-------- Texto de origem --------

Novos métodos da Fundação Macau não são compatíveis com
associações que promovem actividades permanentes
“Este
funcionamento não é compatível com uma associação que tem uma actividade
permanente com obrigações permanentes”, sublinha a presidente da Casa de
Portugal. Amélia António frisa que a Casa de Portugal não está a pedir mais
dinheiro, as críticas têm como foco os novos métodos de atribuição dos
subsídios que estão a obrigar a associação a recorrer ao crédito bancário.
Devido
às alterações – e também ao surto que parou os serviços públicos durante um mês
e meio – a Fundação Macau ainda não transferiu a última tranche dos apoios
referente ao ano passado e, além disso, também ainda não disponibilizou a
primeira tranche de 2022. A última tranche de 2021 “devia ter chegado há vários
meses”.
Amélia
António já tinha denunciado à TDM Rádio Macau que a Casa de Portugal não
conseguiu pagar dois meses de rendas dos espaços onde funcionam as suas
oficinas. A presidente da associação tinha indicado também à emissora que a
Casa de Portugal tem estado a viver do crédito bancário, mas já foi atingido o
limite de pedidos de adiantamento ao banco. Além disso, explica Amélia António,
“o banco empresta com juros, portanto, agrava os custos”. Os juros não são
reembolsáveis pela Fundação Macau.

-------- Conjunto de dados --------

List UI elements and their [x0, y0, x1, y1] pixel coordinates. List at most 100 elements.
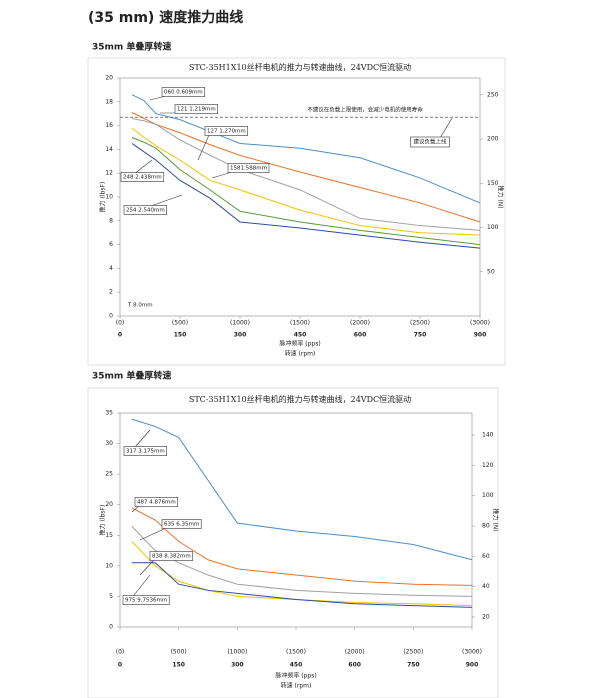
callout-box — [410, 136, 450, 148]
x-tick-label: (1000) — [230, 320, 250, 327]
reference-note: 建议负载上线 — [413, 138, 447, 146]
y2-tick-label: 140 — [482, 431, 494, 438]
callout-box — [161, 519, 202, 529]
x-tick-label: (1500) — [286, 649, 306, 656]
x-tick-label: (2000) — [350, 320, 370, 327]
y2-tick-label: 60 — [482, 553, 490, 560]
callout-label: 635 6.35mm — [164, 522, 199, 528]
y-tick-label: 14 — [105, 146, 113, 153]
x-tick-label: (3000) — [462, 649, 482, 656]
callout-pointer — [439, 118, 453, 139]
series-line — [131, 112, 481, 223]
y2-tick-label: 80 — [482, 522, 490, 529]
y-tick-label: 25 — [105, 471, 113, 478]
x-tick-label: (500) — [171, 649, 187, 656]
x2-tick-label: 600 — [354, 332, 367, 339]
y2-axis-label: 推力 (N) — [497, 185, 505, 208]
plot-frame — [119, 77, 481, 317]
callout-label: 121 1.219mm — [177, 107, 216, 113]
x2-tick-label: 300 — [231, 662, 244, 669]
y-tick-label: 5 — [109, 593, 113, 600]
series-line — [131, 127, 481, 236]
y-tick-label: 6 — [109, 241, 113, 248]
x2-tick-label: 900 — [466, 662, 479, 669]
y-tick-label: 0 — [109, 313, 113, 320]
series-line — [131, 143, 481, 249]
callout-box — [204, 126, 249, 136]
x2-tick-label: 150 — [174, 332, 187, 339]
y2-tick-label: 150 — [487, 180, 499, 187]
x-tick-label: (1000) — [227, 649, 247, 656]
y-tick-label: 0 — [109, 624, 113, 631]
callout-pointer — [139, 527, 167, 541]
callout-box — [174, 104, 219, 114]
y2-tick-label: 20 — [482, 613, 490, 620]
x-tick-label: (1500) — [290, 320, 310, 327]
x-tick-label: (2500) — [410, 320, 430, 327]
callout-box — [149, 551, 194, 561]
x2-axis-label: 转速 (rpm) — [285, 350, 316, 358]
x-tick-label: (500) — [172, 320, 188, 327]
callout-box — [122, 595, 170, 605]
y-tick-label: 12 — [105, 170, 113, 177]
y-tick-label: 8 — [109, 217, 113, 224]
series-line — [131, 541, 473, 607]
x2-tick-label: 300 — [234, 332, 247, 339]
y2-axis-label: 推力 (N) — [492, 508, 500, 531]
callout-label: 127 1.270mm — [207, 129, 246, 135]
callout-box — [123, 205, 168, 215]
chart-title: STC-35H1X10丝杆电机的推力与转速曲线，24VDC恒流驱动 — [189, 62, 411, 72]
callout-label: 975 9.7536mm — [125, 598, 167, 604]
callout-pointer — [139, 559, 155, 576]
chart-frame — [87, 57, 506, 366]
x2-tick-label: 750 — [407, 662, 420, 669]
series-line — [131, 562, 473, 608]
x-tick-label: (0) — [116, 320, 125, 327]
chart-subtitle: 35mm 单叠厚转速 — [92, 370, 171, 382]
y2-tick-label: 100 — [487, 224, 499, 231]
x2-tick-label: 900 — [474, 332, 487, 339]
x2-tick-label: 450 — [294, 332, 307, 339]
y-tick-label: 18 — [105, 98, 113, 105]
callout-label: 1581.588mm — [230, 166, 267, 172]
y-tick-label: 30 — [105, 440, 113, 447]
y2-tick-label: 200 — [487, 136, 499, 143]
callout-label: 317 3.175mm — [126, 449, 165, 455]
x-tick-label: (3000) — [470, 320, 490, 327]
x2-tick-label: 450 — [290, 662, 303, 669]
chart-title: STC-35H1X10丝杆电机的推力与转速曲线，24VDC恒流驱动 — [189, 394, 411, 404]
y-axis-label: 推力 (lbsF) — [99, 182, 107, 213]
series-line — [131, 94, 481, 204]
series-line — [131, 117, 481, 231]
callout-label: 248 2.438mm — [123, 175, 162, 181]
page-title: (35 mm) 速度推力曲线 — [88, 9, 243, 26]
callout-box — [161, 87, 206, 97]
y2-tick-label: 50 — [487, 268, 495, 275]
y2-tick-label: 250 — [487, 91, 499, 98]
x2-axis-label: 转速 (rpm) — [281, 682, 312, 690]
callout-box — [123, 446, 168, 456]
y-tick-label: 20 — [105, 75, 113, 82]
x2-tick-label: 750 — [414, 332, 427, 339]
chart-frame — [87, 387, 499, 698]
x2-tick-label: 0 — [118, 662, 122, 669]
annotation: T 8.0mm — [127, 303, 153, 309]
y-tick-label: 10 — [105, 194, 113, 201]
y-tick-label: 4 — [109, 265, 113, 272]
callout-label: 060 0.609mm — [164, 90, 203, 96]
series-line — [131, 137, 481, 246]
callout-pointer — [211, 171, 233, 179]
series-line — [131, 525, 473, 597]
x2-tick-label: 0 — [118, 332, 122, 339]
series-line — [131, 418, 473, 561]
callout-box — [227, 163, 270, 173]
callout-pointer — [197, 134, 210, 161]
x-axis-label: 脉冲频率 (pps) — [279, 340, 320, 348]
x-tick-label: (2500) — [403, 649, 423, 656]
y-tick-label: 10 — [105, 562, 113, 569]
y-tick-label: 15 — [105, 532, 113, 539]
callout-pointer — [131, 505, 140, 513]
y-axis-label: 推力 (lbsF) — [99, 505, 107, 536]
y-tick-label: 35 — [105, 410, 113, 417]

--------

Instruções de trabalho:
A) No texto sobre a Casa de Portugal, que pagamentos a associação não conseguiu fazer?
B) Por favor, reescreva o trecho do texto sobre a Casa de Portugal entre "Novos métodos da" e "ao crédito bancário.", inclusive, trocando "subsídios" por "apoios financeiros".
C) Retome o texto sobre a Casa de Portugal a partir do ponto em que termina.

As respostas:
A) Dois meses de rendas dos espaços onde funcionam as suas oficinas.

B)
Novos métodos da Fundação Macau não são compatíveis com
associações que promovem actividades permanentes
“Este
funcionamento não é compatível com uma associação que tem uma actividade
permanente com obrigações permanentes”, sublinha a presidente da Casa de
Portugal. Amélia António frisa que a Casa de Portugal não está a pedir mais
dinheiro, as críticas têm como foco os novos métodos de atribuição dos
apoios financeiros que estão a obrigar a associação a recorrer ao crédito bancário.

C)
Dependência da Fundação Macau?
Num
artigo de opinião publicado no blogue Delito de Opinião e no Ponto Final, o
advogado Sérgio de Almeida Correia considerou “deprimente” ver as dificuldades
em que está a Casa de Portugal e indicou que os problemas financeiros da
instituição “colocam-nos a todos, portugueses, uma vez mais, numa situação de
pedintes”.
“Pessoalmente,
dispenso os subsídios da Fundação Macau, visto que entendo que essa dependência
é péssima para a prossecução dos objectivos da Associação, entre os quais está,
também, a assunção de uma dimensão cívica que passa, pelo menos no papel, pela
defesa dos direitos consignados na Lei Básica a favor dos portugueses”,
afirmava o advogado no artigo de opinião, lançando um apelo ao Governo
português “para que se debrucem sobre esta questão que começa a assumir
contornos de um miserabilismo deplorável, no sentido de ser tomada uma posição
consequente”.
“Porque
das duas uma: ou é do interesse de Portugal e dos portugueses ter instituições
em Macau que dêem continuidade e projecção à sua presença, ou não é. Se não é,
então que o digam e o transmitam aos dirigentes da Casa de Portugal”, lê-se no
artigo de Sérgio de Almeida Correia. O Ponto Final endereçou questões na
passada quinta-feira ao Ministério dos Negócios Estrangeiros de Portugal e também
ao Consulado-Geral de Portugal em Macau para saber se as autoridades
portuguesas têm estado atentas aos problemas financeiros da instituição, mas
até agora não obteve respostas.
Em
resposta ao artigo de opinião de Sérgio de Almeida Correia, Amélia António
afirma que “é evidente que [a Casa de Portugal] está dependente dos apoios [da
Fundação Macau], como todas as associações, praticamente”. “Temos de ser
realistas e ter os pés no chão”, afirma.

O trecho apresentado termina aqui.